EXERCISE BRIEF
Can you output the material exactly as written, minus any pictures it holds?

DATA PROVIDED
****************************************

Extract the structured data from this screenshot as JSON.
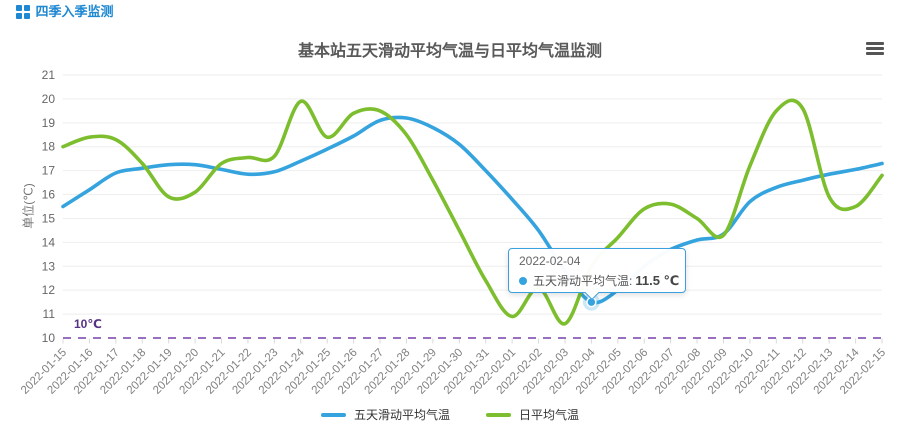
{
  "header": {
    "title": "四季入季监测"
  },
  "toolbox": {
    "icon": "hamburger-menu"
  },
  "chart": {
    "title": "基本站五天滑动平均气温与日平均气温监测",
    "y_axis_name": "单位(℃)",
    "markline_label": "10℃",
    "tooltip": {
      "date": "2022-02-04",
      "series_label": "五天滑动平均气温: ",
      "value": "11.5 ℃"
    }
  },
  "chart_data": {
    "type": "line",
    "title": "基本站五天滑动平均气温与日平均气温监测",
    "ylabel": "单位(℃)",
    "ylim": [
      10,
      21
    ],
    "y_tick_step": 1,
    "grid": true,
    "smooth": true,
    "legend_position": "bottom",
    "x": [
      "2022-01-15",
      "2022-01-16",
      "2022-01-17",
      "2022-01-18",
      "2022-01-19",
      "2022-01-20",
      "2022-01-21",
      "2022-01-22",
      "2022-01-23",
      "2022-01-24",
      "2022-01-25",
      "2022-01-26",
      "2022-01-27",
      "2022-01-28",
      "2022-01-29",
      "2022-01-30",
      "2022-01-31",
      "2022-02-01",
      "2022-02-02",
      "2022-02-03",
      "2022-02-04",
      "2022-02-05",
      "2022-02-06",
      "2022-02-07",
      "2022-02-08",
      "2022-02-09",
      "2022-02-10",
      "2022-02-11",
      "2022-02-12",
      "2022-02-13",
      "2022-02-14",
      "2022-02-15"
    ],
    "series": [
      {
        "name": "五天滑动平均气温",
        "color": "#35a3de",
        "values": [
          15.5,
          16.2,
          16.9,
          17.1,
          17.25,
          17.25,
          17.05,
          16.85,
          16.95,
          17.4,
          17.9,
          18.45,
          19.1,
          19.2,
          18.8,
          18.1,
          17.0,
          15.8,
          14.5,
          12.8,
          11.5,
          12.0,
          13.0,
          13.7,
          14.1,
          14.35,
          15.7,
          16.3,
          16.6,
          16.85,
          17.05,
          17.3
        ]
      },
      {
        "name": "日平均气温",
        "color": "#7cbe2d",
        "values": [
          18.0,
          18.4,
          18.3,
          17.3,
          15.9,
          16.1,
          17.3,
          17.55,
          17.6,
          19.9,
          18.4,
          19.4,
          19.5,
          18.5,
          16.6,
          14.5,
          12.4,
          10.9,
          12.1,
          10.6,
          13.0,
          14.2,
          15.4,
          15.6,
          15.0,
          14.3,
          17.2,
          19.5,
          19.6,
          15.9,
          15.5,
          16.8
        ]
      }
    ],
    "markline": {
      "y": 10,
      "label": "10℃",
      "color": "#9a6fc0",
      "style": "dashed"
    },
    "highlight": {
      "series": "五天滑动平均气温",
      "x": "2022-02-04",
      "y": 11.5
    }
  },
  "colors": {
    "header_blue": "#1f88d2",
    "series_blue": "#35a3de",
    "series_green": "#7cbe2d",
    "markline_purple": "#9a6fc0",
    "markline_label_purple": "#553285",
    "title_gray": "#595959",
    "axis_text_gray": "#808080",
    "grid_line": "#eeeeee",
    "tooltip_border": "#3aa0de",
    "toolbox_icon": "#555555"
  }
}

****************************************

WORKED ANSWER
Extract the structured data from this screenshot as JSON.
{
  "header": {
    "title": "四季入季监测"
  },
  "toolbox": {
    "icon": "hamburger-menu"
  },
  "chart": {
    "title": "基本站五天滑动平均气温与日平均气温监测",
    "y_axis_name": "单位(℃)",
    "markline_label": "10℃",
    "tooltip": {
      "date": "2022-02-04",
      "series_label": "五天滑动平均气温: ",
      "value": "11.5 ℃"
    }
  },
  "chart_data": {
    "type": "line",
    "title": "基本站五天滑动平均气温与日平均气温监测",
    "ylabel": "单位(℃)",
    "ylim": [
      10,
      21
    ],
    "y_tick_step": 1,
    "grid": true,
    "smooth": true,
    "legend_position": "bottom",
    "x": [
      "2022-01-15",
      "2022-01-16",
      "2022-01-17",
      "2022-01-18",
      "2022-01-19",
      "2022-01-20",
      "2022-01-21",
      "2022-01-22",
      "2022-01-23",
      "2022-01-24",
      "2022-01-25",
      "2022-01-26",
      "2022-01-27",
      "2022-01-28",
      "2022-01-29",
      "2022-01-30",
      "2022-01-31",
      "2022-02-01",
      "2022-02-02",
      "2022-02-03",
      "2022-02-04",
      "2022-02-05",
      "2022-02-06",
      "2022-02-07",
      "2022-02-08",
      "2022-02-09",
      "2022-02-10",
      "2022-02-11",
      "2022-02-12",
      "2022-02-13",
      "2022-02-14",
      "2022-02-15"
    ],
    "series": [
      {
        "name": "五天滑动平均气温",
        "color": "#35a3de",
        "values": [
          15.5,
          16.2,
          16.9,
          17.1,
          17.25,
          17.25,
          17.05,
          16.85,
          16.95,
          17.4,
          17.9,
          18.45,
          19.1,
          19.2,
          18.8,
          18.1,
          17.0,
          15.8,
          14.5,
          12.8,
          11.5,
          12.0,
          13.0,
          13.7,
          14.1,
          14.35,
          15.7,
          16.3,
          16.6,
          16.85,
          17.05,
          17.3
        ]
      },
      {
        "name": "日平均气温",
        "color": "#7cbe2d",
        "values": [
          18.0,
          18.4,
          18.3,
          17.3,
          15.9,
          16.1,
          17.3,
          17.55,
          17.6,
          19.9,
          18.4,
          19.4,
          19.5,
          18.5,
          16.6,
          14.5,
          12.4,
          10.9,
          12.1,
          10.6,
          13.0,
          14.2,
          15.4,
          15.6,
          15.0,
          14.3,
          17.2,
          19.5,
          19.6,
          15.9,
          15.5,
          16.8
        ]
      }
    ],
    "markline": {
      "y": 10,
      "label": "10℃",
      "color": "#9a6fc0",
      "style": "dashed"
    },
    "highlight": {
      "series": "五天滑动平均气温",
      "x": "2022-02-04",
      "y": 11.5
    }
  },
  "colors": {
    "header_blue": "#1f88d2",
    "series_blue": "#35a3de",
    "series_green": "#7cbe2d",
    "markline_purple": "#9a6fc0",
    "markline_label_purple": "#553285",
    "title_gray": "#595959",
    "axis_text_gray": "#808080",
    "grid_line": "#eeeeee",
    "tooltip_border": "#3aa0de",
    "toolbox_icon": "#555555"
  }
}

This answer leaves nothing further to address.